** START **
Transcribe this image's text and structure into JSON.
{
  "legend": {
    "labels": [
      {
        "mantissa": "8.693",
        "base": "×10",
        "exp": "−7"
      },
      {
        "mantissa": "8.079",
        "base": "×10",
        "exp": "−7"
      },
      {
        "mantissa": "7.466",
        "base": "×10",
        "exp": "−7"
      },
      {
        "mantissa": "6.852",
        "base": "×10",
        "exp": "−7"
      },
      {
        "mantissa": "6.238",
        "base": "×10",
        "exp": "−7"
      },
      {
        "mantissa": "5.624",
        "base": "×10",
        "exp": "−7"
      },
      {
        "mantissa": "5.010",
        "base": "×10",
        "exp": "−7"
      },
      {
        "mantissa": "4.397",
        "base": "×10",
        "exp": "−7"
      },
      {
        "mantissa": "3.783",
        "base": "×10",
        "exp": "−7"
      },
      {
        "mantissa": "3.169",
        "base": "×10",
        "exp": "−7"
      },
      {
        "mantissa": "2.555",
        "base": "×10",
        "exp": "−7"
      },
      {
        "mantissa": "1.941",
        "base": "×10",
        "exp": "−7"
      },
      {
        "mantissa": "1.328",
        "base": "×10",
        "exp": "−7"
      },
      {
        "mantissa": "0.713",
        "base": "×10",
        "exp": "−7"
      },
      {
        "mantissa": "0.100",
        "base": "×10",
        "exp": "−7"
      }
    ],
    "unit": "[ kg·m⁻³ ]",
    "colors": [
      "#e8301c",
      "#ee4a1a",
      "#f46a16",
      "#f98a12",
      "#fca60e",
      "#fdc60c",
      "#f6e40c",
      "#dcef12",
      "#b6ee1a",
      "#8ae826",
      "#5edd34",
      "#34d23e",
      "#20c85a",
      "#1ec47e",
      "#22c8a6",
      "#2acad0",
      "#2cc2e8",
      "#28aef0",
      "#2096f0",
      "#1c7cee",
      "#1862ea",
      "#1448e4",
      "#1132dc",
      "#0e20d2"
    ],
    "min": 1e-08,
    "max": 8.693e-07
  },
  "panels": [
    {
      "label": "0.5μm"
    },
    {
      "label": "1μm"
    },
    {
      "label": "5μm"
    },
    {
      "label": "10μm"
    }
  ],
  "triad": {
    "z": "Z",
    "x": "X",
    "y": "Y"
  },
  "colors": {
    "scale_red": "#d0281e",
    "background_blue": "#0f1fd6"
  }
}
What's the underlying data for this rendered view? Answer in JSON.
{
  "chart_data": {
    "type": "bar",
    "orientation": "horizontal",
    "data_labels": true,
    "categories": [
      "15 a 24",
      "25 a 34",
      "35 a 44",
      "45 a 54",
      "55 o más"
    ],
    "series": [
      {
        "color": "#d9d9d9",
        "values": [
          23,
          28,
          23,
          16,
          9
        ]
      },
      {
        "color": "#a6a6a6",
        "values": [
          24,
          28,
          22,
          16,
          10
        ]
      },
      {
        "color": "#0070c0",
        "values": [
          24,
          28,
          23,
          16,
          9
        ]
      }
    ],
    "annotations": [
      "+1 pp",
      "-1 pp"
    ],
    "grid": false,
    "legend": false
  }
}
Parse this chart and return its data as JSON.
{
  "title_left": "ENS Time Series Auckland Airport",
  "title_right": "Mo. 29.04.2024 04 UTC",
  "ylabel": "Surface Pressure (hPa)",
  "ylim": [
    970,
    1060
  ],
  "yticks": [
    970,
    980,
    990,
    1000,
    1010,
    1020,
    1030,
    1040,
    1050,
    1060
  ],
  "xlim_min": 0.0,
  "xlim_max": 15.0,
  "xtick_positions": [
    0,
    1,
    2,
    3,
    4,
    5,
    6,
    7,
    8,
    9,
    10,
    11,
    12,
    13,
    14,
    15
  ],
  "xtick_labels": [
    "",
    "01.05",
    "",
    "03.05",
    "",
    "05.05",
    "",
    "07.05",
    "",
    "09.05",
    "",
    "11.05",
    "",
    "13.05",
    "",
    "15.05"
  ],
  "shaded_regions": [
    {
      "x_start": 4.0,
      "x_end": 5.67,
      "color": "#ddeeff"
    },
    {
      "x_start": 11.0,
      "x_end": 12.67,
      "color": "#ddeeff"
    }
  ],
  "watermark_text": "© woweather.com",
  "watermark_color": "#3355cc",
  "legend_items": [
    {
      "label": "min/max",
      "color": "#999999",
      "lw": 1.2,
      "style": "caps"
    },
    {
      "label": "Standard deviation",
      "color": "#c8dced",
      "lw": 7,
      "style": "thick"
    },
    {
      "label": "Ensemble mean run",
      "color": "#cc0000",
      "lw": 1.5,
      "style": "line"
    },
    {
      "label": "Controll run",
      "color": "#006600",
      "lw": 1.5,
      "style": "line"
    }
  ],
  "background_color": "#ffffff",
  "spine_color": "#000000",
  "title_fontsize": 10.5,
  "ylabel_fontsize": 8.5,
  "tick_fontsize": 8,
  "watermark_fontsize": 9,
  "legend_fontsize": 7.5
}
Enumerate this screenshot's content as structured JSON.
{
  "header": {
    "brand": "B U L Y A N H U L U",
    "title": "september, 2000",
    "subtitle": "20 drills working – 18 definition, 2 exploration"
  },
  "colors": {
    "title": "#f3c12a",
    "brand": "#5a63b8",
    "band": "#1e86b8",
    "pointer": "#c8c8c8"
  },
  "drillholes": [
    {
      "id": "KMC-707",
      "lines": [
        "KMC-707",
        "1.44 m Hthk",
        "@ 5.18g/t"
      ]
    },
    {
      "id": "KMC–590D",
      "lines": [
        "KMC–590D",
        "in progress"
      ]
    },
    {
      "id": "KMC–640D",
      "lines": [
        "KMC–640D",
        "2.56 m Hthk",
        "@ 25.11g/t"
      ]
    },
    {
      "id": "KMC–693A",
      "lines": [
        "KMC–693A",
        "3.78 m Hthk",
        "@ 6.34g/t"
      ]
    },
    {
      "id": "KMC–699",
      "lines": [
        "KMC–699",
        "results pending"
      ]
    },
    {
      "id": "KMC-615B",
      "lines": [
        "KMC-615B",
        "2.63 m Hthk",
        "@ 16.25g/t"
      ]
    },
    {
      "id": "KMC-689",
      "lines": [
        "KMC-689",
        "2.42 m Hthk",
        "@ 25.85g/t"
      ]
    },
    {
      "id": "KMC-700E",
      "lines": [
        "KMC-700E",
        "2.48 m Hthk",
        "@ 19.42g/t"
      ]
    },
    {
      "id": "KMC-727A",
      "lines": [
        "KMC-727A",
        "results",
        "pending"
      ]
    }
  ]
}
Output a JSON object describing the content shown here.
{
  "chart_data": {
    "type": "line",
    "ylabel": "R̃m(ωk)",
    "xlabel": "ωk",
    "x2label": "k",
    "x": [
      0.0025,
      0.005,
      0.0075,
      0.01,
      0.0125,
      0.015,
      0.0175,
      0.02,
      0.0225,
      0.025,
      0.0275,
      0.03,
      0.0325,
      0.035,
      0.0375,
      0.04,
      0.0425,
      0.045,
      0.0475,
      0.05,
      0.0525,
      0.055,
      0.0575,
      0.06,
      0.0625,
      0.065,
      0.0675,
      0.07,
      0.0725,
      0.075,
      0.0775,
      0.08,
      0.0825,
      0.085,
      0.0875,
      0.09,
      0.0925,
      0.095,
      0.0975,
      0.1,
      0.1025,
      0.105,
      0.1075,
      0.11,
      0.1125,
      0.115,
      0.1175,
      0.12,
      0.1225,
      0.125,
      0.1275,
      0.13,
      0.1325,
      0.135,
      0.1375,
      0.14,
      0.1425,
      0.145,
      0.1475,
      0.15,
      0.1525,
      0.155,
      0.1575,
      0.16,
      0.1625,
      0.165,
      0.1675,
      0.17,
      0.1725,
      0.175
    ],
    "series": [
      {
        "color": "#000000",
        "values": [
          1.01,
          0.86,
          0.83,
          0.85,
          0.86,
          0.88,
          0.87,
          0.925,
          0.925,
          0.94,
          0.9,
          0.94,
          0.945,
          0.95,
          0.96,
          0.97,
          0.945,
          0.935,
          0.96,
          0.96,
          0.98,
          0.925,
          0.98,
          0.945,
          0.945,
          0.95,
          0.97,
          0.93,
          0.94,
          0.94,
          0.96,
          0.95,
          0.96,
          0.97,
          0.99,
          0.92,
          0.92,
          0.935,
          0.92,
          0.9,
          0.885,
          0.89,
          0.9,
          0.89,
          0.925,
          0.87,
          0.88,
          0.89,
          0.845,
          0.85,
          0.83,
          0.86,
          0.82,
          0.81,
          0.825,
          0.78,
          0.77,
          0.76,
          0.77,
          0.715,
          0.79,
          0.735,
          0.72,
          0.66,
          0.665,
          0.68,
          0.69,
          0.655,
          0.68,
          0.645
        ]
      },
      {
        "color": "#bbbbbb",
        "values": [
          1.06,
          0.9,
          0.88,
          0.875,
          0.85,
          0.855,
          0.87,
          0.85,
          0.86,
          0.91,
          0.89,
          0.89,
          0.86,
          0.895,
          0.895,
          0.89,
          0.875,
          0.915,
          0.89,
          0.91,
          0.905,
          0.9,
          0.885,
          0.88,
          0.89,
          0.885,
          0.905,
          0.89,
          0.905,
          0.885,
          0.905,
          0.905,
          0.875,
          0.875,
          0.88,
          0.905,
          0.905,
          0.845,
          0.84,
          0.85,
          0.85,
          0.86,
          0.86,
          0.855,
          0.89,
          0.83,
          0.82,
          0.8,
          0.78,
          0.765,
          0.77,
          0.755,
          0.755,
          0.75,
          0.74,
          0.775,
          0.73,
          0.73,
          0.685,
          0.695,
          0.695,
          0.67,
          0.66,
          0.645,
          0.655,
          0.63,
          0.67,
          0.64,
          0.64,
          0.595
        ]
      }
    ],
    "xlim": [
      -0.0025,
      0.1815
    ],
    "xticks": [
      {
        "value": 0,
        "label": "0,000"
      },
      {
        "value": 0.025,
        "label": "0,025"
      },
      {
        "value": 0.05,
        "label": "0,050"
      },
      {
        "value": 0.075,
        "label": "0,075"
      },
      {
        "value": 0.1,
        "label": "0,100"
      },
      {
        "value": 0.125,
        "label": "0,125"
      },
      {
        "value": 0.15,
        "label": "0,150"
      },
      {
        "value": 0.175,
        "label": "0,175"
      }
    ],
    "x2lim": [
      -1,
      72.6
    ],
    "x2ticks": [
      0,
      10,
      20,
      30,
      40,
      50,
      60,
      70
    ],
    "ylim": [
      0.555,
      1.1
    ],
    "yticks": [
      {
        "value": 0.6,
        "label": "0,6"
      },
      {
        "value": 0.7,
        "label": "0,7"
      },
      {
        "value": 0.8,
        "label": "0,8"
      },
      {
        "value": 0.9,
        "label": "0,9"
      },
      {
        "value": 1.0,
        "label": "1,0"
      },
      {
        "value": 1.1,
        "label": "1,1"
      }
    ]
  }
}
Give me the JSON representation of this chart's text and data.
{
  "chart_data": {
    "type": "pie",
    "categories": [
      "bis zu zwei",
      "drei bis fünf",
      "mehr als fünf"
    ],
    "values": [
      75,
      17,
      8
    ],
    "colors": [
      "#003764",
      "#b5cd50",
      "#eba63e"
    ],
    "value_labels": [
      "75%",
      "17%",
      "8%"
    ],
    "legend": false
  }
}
** END **
Task directions: Return, unchanged, each line from the line containing "Give me the" through the last line of the material.

Response to the task:
Give me the JSON representation of this chart's text and data.
{
  "chart_data": {
    "type": "pie",
    "categories": [
      "bis zu zwei",
      "drei bis fünf",
      "mehr als fünf"
    ],
    "values": [
      75,
      17,
      8
    ],
    "colors": [
      "#003764",
      "#b5cd50",
      "#eba63e"
    ],
    "value_labels": [
      "75%",
      "17%",
      "8%"
    ],
    "legend": false
  }
}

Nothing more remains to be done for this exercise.